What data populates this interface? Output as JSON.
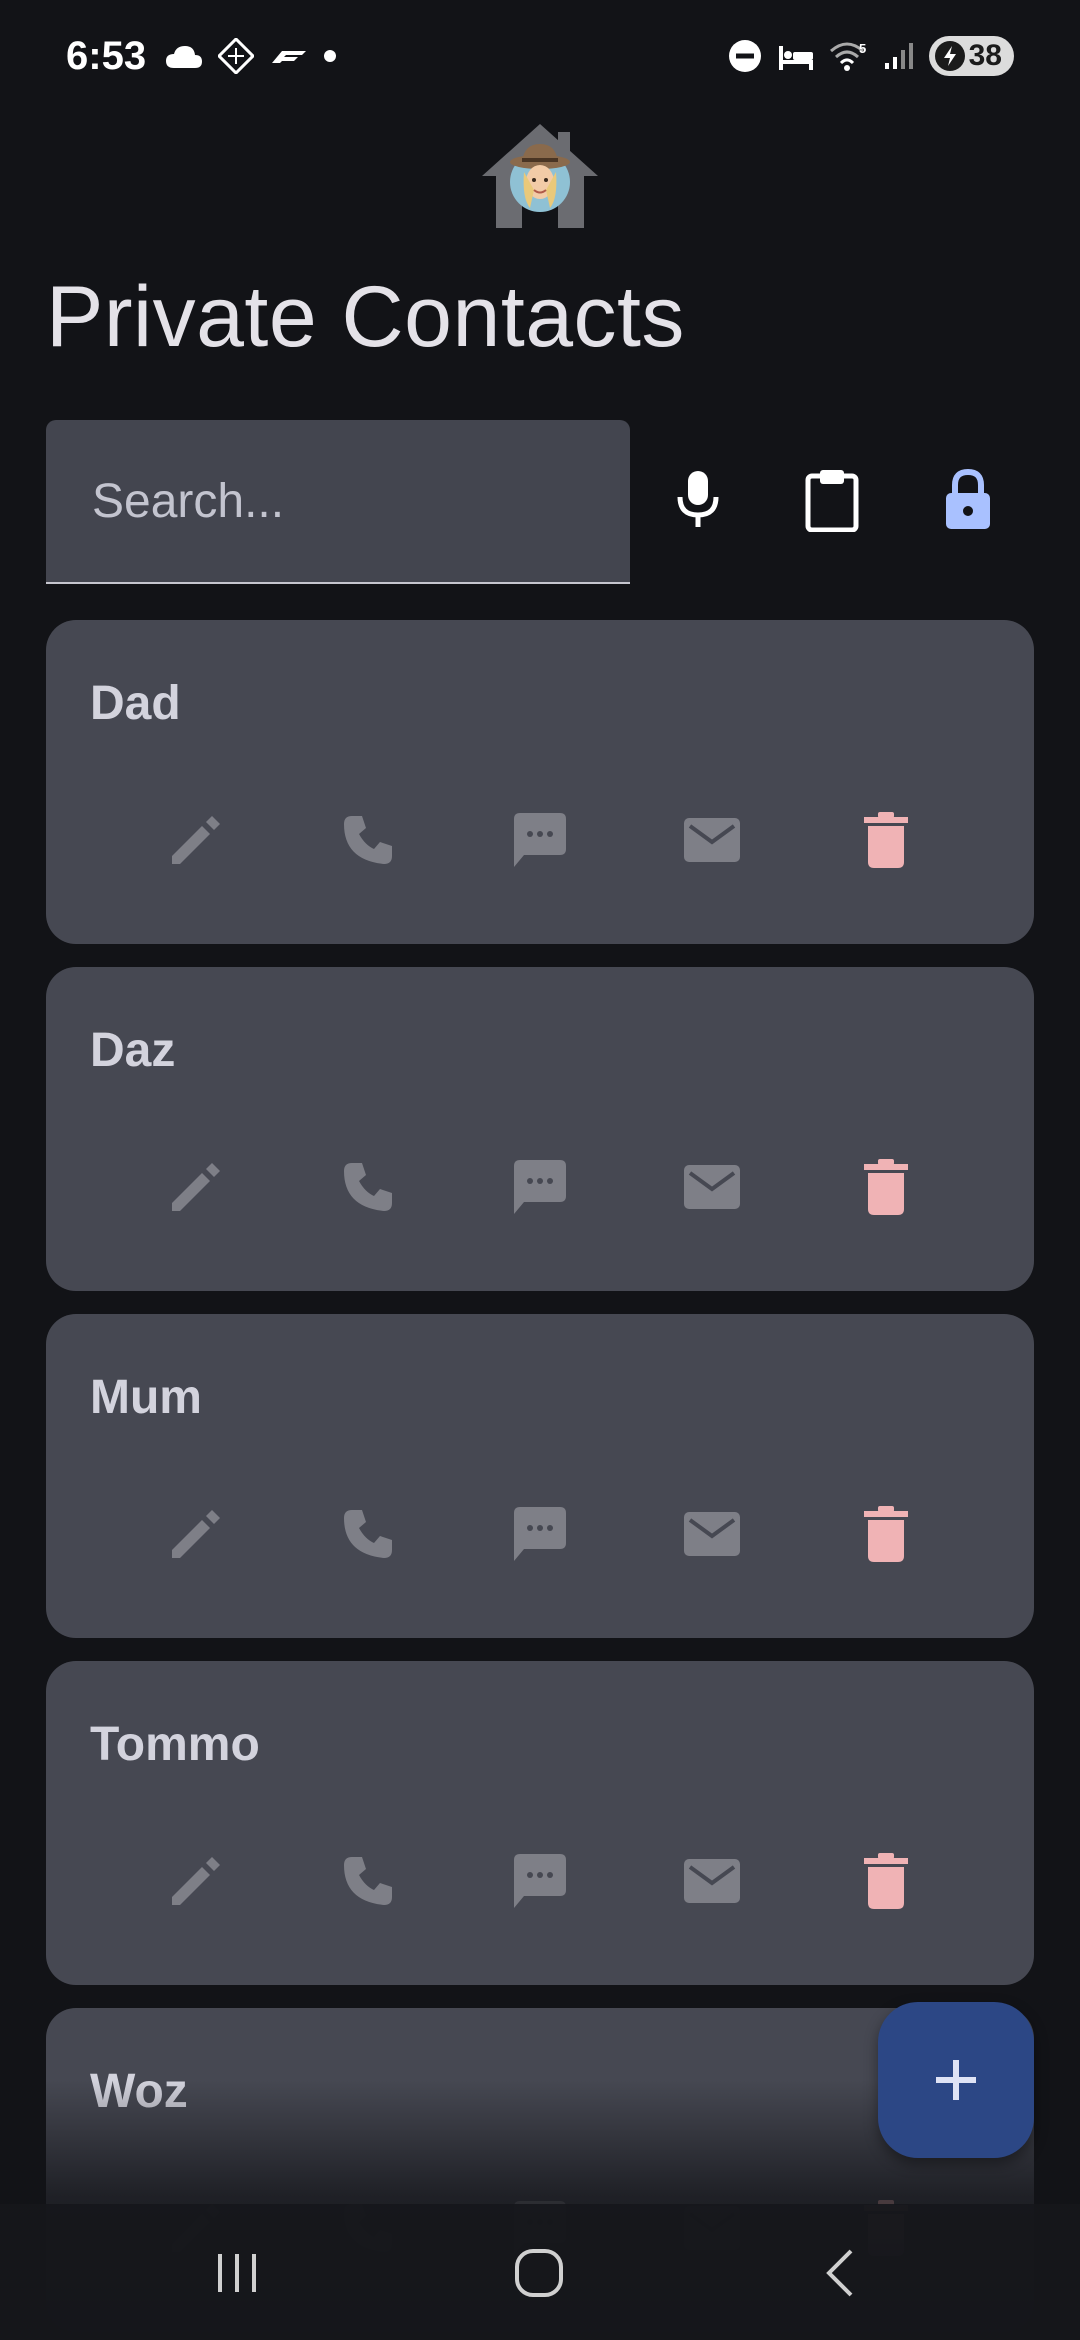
{
  "status_bar": {
    "time": "6:53",
    "battery": "38",
    "network_label": "5"
  },
  "app": {
    "title": "Private Contacts",
    "logo_icon": "house-avatar-icon"
  },
  "search": {
    "placeholder": "Search...",
    "value": ""
  },
  "toolbar": {
    "mic_icon": "microphone-icon",
    "clipboard_icon": "clipboard-icon",
    "lock_icon": "lock-icon",
    "lock_color": "#a9c1ff"
  },
  "contacts": [
    {
      "name": "Dad"
    },
    {
      "name": "Daz"
    },
    {
      "name": "Mum"
    },
    {
      "name": "Tommo"
    },
    {
      "name": "Woz"
    }
  ],
  "card_actions": [
    "edit-icon",
    "phone-icon",
    "message-icon",
    "email-icon",
    "delete-icon"
  ],
  "colors": {
    "background": "#121317",
    "card": "#464852",
    "action_icon": "#7e7f87",
    "delete_icon": "#f0b3b5",
    "fab": "#2c4785"
  },
  "fab": {
    "icon": "plus-icon"
  },
  "nav_bar": {
    "items": [
      "recent-apps-icon",
      "home-icon",
      "back-icon"
    ]
  }
}
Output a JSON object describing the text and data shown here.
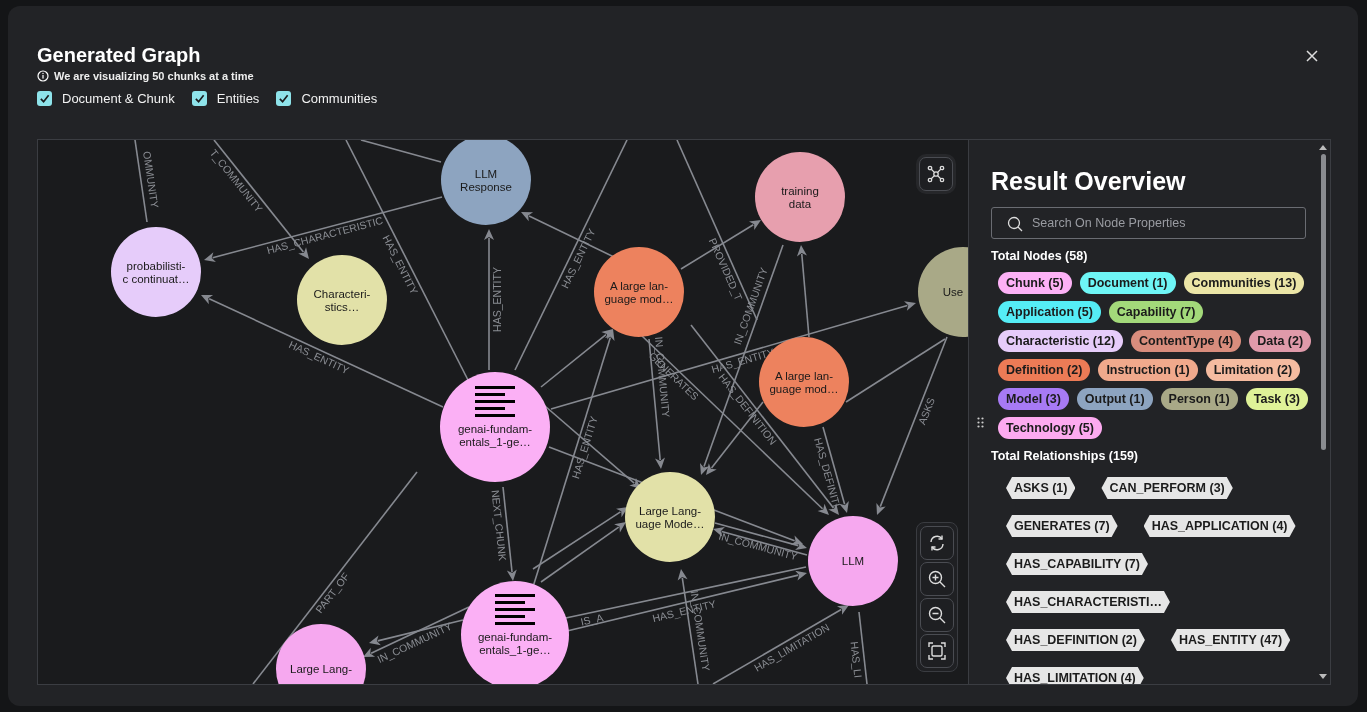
{
  "dialog": {
    "title": "Generated Graph",
    "note": "We are visualizing 50 chunks at a time",
    "filters": [
      {
        "label": "Document & Chunk",
        "checked": true
      },
      {
        "label": "Entities",
        "checked": true
      },
      {
        "label": "Communities",
        "checked": true
      }
    ]
  },
  "graph": {
    "nodes": [
      {
        "kind": "entity",
        "lines": [
          "LLM",
          "Response"
        ],
        "color": "#8da4c0"
      },
      {
        "kind": "entity",
        "lines": [
          "probabilisti-",
          "c continuat…"
        ],
        "color": "#e6ccfa"
      },
      {
        "kind": "entity",
        "lines": [
          "Characteri-",
          "stics…"
        ],
        "color": "#e2e1a8"
      },
      {
        "kind": "entity",
        "lines": [
          "training",
          "data"
        ],
        "color": "#e79fae"
      },
      {
        "kind": "entity",
        "lines": [
          "A large lan-",
          "guage mod…"
        ],
        "color": "#ed825e"
      },
      {
        "kind": "entity",
        "lines": [
          "Use"
        ],
        "color": "#a9a987"
      },
      {
        "kind": "entity",
        "lines": [
          "A large lan-",
          "guage mod…"
        ],
        "color": "#ed825e"
      },
      {
        "kind": "chunk",
        "lines": [
          "genai-fundam-",
          "entals_1-ge…"
        ],
        "color": "#fbb0f5"
      },
      {
        "kind": "entity",
        "lines": [
          "Large Lang-",
          "uage Mode…"
        ],
        "color": "#e2e1a8"
      },
      {
        "kind": "entity",
        "lines": [
          "LLM"
        ],
        "color": "#f6a8ef"
      },
      {
        "kind": "chunk",
        "lines": [
          "genai-fundam-",
          "entals_1-ge…"
        ],
        "color": "#fbb0f5"
      },
      {
        "kind": "entity",
        "lines": [
          "Large Lang-"
        ],
        "color": "#f6a8ef"
      }
    ],
    "edges": [
      {
        "label": "OMMUNITY",
        "arrow": false
      },
      {
        "label": "T_COMMUNITY",
        "arrow": true
      },
      {
        "label": "HAS_CHARACTERISTIC",
        "arrow": true
      },
      {
        "label": "HAS_ENTITY",
        "arrow": false
      },
      {
        "label": "HAS_ENTITY",
        "arrow": true
      },
      {
        "label": "HAS_ENTITY",
        "arrow": true
      },
      {
        "label": "HAS_ENTITY",
        "arrow": false
      },
      {
        "label": "GENERATES",
        "arrow": true
      },
      {
        "label": "IN_COMMUNITY",
        "arrow": true
      },
      {
        "label": "HAS_ENTITY",
        "arrow": true
      },
      {
        "label": "IN_COMMUNITY",
        "arrow": true
      },
      {
        "label": "PROVIDED_T"
      },
      {
        "label": "HAS_DEFINITION",
        "arrow": true
      },
      {
        "label": "HAS_DEFINITI",
        "arrow": true
      },
      {
        "label": "ASKS",
        "arrow": true
      },
      {
        "label": "IN_COMMUNITY",
        "arrow": true
      },
      {
        "label": "HAS_ENTITY",
        "arrow": true
      },
      {
        "label": "NEXT_CHUNK",
        "arrow": true
      },
      {
        "label": "HAS_ENTITY",
        "arrow": true
      },
      {
        "label": "IS_A",
        "arrow": false
      },
      {
        "label": "IN_COMMUNITY",
        "arrow": true
      },
      {
        "label": "PART_OF",
        "arrow": false
      },
      {
        "label": "IN_COMMUNITY",
        "arrow": true
      },
      {
        "label": "HAS_LIMITATION",
        "arrow": true
      },
      {
        "label": "HAS_LI",
        "arrow": false
      },
      {
        "arrow": true
      },
      {
        "arrow": true
      },
      {
        "arrow": true
      },
      {
        "arrow": true
      },
      {
        "arrow": true
      },
      {
        "arrow": true
      },
      {
        "arrow": true
      },
      {
        "arrow": true
      },
      {
        "arrow": false
      },
      {
        "arrow": true
      },
      {
        "arrow": false
      },
      {
        "arrow": true
      },
      {
        "arrow": true
      }
    ]
  },
  "overview": {
    "title": "Result Overview",
    "search": {
      "placeholder": "Search On Node Properties"
    },
    "nodes_heading": "Total Nodes (58)",
    "node_labels": [
      {
        "text": "Chunk (5)",
        "color": "#fdb1f6"
      },
      {
        "text": "Document (1)",
        "color": "#6ef6f6"
      },
      {
        "text": "Communities (13)",
        "color": "#ebe5a6"
      },
      {
        "text": "Application (5)",
        "color": "#55edf6"
      },
      {
        "text": "Capability (7)",
        "color": "#a3d97a"
      },
      {
        "text": "Characteristic (12)",
        "color": "#e6ccfa"
      },
      {
        "text": "ContentType (4)",
        "color": "#d98d7d"
      },
      {
        "text": "Data (2)",
        "color": "#e09aaa"
      },
      {
        "text": "Definition (2)",
        "color": "#ec7b56"
      },
      {
        "text": "Instruction (1)",
        "color": "#f0a98c"
      },
      {
        "text": "Limitation (2)",
        "color": "#f5bba0"
      },
      {
        "text": "Model (3)",
        "color": "#a77af4"
      },
      {
        "text": "Output (1)",
        "color": "#8da4c0"
      },
      {
        "text": "Person (1)",
        "color": "#a9a987"
      },
      {
        "text": "Task (3)",
        "color": "#dff298"
      },
      {
        "text": "Technology (5)",
        "color": "#fdaaf0"
      }
    ],
    "relationships_heading": "Total Relationships (159)",
    "relationships": [
      "ASKS (1)",
      "CAN_PERFORM (3)",
      "GENERATES (7)",
      "HAS_APPLICATION (4)",
      "HAS_CAPABILITY (7)",
      "HAS_CHARACTERISTI…",
      "HAS_DEFINITION (2)",
      "HAS_ENTITY (47)",
      "HAS_LIMITATION (4)"
    ]
  }
}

## Job:
Quote everything in the listing above exactly; pictures are the only thing to omit.

## Finished answer:
What data populates this interface? Output as JSON.
{
  "status_bar": {
    "time": "6:53",
    "battery": "38",
    "network_label": "5"
  },
  "app": {
    "title": "Private Contacts",
    "logo_icon": "house-avatar-icon"
  },
  "search": {
    "placeholder": "Search...",
    "value": ""
  },
  "toolbar": {
    "mic_icon": "microphone-icon",
    "clipboard_icon": "clipboard-icon",
    "lock_icon": "lock-icon",
    "lock_color": "#a9c1ff"
  },
  "contacts": [
    {
      "name": "Dad"
    },
    {
      "name": "Daz"
    },
    {
      "name": "Mum"
    },
    {
      "name": "Tommo"
    },
    {
      "name": "Woz"
    }
  ],
  "card_actions": [
    "edit-icon",
    "phone-icon",
    "message-icon",
    "email-icon",
    "delete-icon"
  ],
  "colors": {
    "background": "#121317",
    "card": "#464852",
    "action_icon": "#7e7f87",
    "delete_icon": "#f0b3b5",
    "fab": "#2c4785"
  },
  "fab": {
    "icon": "plus-icon"
  },
  "nav_bar": {
    "items": [
      "recent-apps-icon",
      "home-icon",
      "back-icon"
    ]
  }
}
Output a JSON object describing the text and data shown here.
{
  "dialog": {
    "title": "Generated Graph",
    "note": "We are visualizing 50 chunks at a time",
    "filters": [
      {
        "label": "Document & Chunk",
        "checked": true
      },
      {
        "label": "Entities",
        "checked": true
      },
      {
        "label": "Communities",
        "checked": true
      }
    ]
  },
  "graph": {
    "nodes": [
      {
        "kind": "entity",
        "lines": [
          "LLM",
          "Response"
        ],
        "color": "#8da4c0"
      },
      {
        "kind": "entity",
        "lines": [
          "probabilisti-",
          "c continuat…"
        ],
        "color": "#e6ccfa"
      },
      {
        "kind": "entity",
        "lines": [
          "Characteri-",
          "stics…"
        ],
        "color": "#e2e1a8"
      },
      {
        "kind": "entity",
        "lines": [
          "training",
          "data"
        ],
        "color": "#e79fae"
      },
      {
        "kind": "entity",
        "lines": [
          "A large lan-",
          "guage mod…"
        ],
        "color": "#ed825e"
      },
      {
        "kind": "entity",
        "lines": [
          "Use"
        ],
        "color": "#a9a987"
      },
      {
        "kind": "entity",
        "lines": [
          "A large lan-",
          "guage mod…"
        ],
        "color": "#ed825e"
      },
      {
        "kind": "chunk",
        "lines": [
          "genai-fundam-",
          "entals_1-ge…"
        ],
        "color": "#fbb0f5"
      },
      {
        "kind": "entity",
        "lines": [
          "Large Lang-",
          "uage Mode…"
        ],
        "color": "#e2e1a8"
      },
      {
        "kind": "entity",
        "lines": [
          "LLM"
        ],
        "color": "#f6a8ef"
      },
      {
        "kind": "chunk",
        "lines": [
          "genai-fundam-",
          "entals_1-ge…"
        ],
        "color": "#fbb0f5"
      },
      {
        "kind": "entity",
        "lines": [
          "Large Lang-"
        ],
        "color": "#f6a8ef"
      }
    ],
    "edges": [
      {
        "label": "OMMUNITY",
        "arrow": false
      },
      {
        "label": "T_COMMUNITY",
        "arrow": true
      },
      {
        "label": "HAS_CHARACTERISTIC",
        "arrow": true
      },
      {
        "label": "HAS_ENTITY",
        "arrow": false
      },
      {
        "label": "HAS_ENTITY",
        "arrow": true
      },
      {
        "label": "HAS_ENTITY",
        "arrow": true
      },
      {
        "label": "HAS_ENTITY",
        "arrow": false
      },
      {
        "label": "GENERATES",
        "arrow": true
      },
      {
        "label": "IN_COMMUNITY",
        "arrow": true
      },
      {
        "label": "HAS_ENTITY",
        "arrow": true
      },
      {
        "label": "IN_COMMUNITY",
        "arrow": true
      },
      {
        "label": "PROVIDED_T"
      },
      {
        "label": "HAS_DEFINITION",
        "arrow": true
      },
      {
        "label": "HAS_DEFINITI",
        "arrow": true
      },
      {
        "label": "ASKS",
        "arrow": true
      },
      {
        "label": "IN_COMMUNITY",
        "arrow": true
      },
      {
        "label": "HAS_ENTITY",
        "arrow": true
      },
      {
        "label": "NEXT_CHUNK",
        "arrow": true
      },
      {
        "label": "HAS_ENTITY",
        "arrow": true
      },
      {
        "label": "IS_A",
        "arrow": false
      },
      {
        "label": "IN_COMMUNITY",
        "arrow": true
      },
      {
        "label": "PART_OF",
        "arrow": false
      },
      {
        "label": "IN_COMMUNITY",
        "arrow": true
      },
      {
        "label": "HAS_LIMITATION",
        "arrow": true
      },
      {
        "label": "HAS_LI",
        "arrow": false
      },
      {
        "arrow": true
      },
      {
        "arrow": true
      },
      {
        "arrow": true
      },
      {
        "arrow": true
      },
      {
        "arrow": true
      },
      {
        "arrow": true
      },
      {
        "arrow": true
      },
      {
        "arrow": true
      },
      {
        "arrow": false
      },
      {
        "arrow": true
      },
      {
        "arrow": false
      },
      {
        "arrow": true
      },
      {
        "arrow": true
      }
    ]
  },
  "overview": {
    "title": "Result Overview",
    "search": {
      "placeholder": "Search On Node Properties"
    },
    "nodes_heading": "Total Nodes (58)",
    "node_labels": [
      {
        "text": "Chunk (5)",
        "color": "#fdb1f6"
      },
      {
        "text": "Document (1)",
        "color": "#6ef6f6"
      },
      {
        "text": "Communities (13)",
        "color": "#ebe5a6"
      },
      {
        "text": "Application (5)",
        "color": "#55edf6"
      },
      {
        "text": "Capability (7)",
        "color": "#a3d97a"
      },
      {
        "text": "Characteristic (12)",
        "color": "#e6ccfa"
      },
      {
        "text": "ContentType (4)",
        "color": "#d98d7d"
      },
      {
        "text": "Data (2)",
        "color": "#e09aaa"
      },
      {
        "text": "Definition (2)",
        "color": "#ec7b56"
      },
      {
        "text": "Instruction (1)",
        "color": "#f0a98c"
      },
      {
        "text": "Limitation (2)",
        "color": "#f5bba0"
      },
      {
        "text": "Model (3)",
        "color": "#a77af4"
      },
      {
        "text": "Output (1)",
        "color": "#8da4c0"
      },
      {
        "text": "Person (1)",
        "color": "#a9a987"
      },
      {
        "text": "Task (3)",
        "color": "#dff298"
      },
      {
        "text": "Technology (5)",
        "color": "#fdaaf0"
      }
    ],
    "relationships_heading": "Total Relationships (159)",
    "relationships": [
      "ASKS (1)",
      "CAN_PERFORM (3)",
      "GENERATES (7)",
      "HAS_APPLICATION (4)",
      "HAS_CAPABILITY (7)",
      "HAS_CHARACTERISTI…",
      "HAS_DEFINITION (2)",
      "HAS_ENTITY (47)",
      "HAS_LIMITATION (4)"
    ]
  }
}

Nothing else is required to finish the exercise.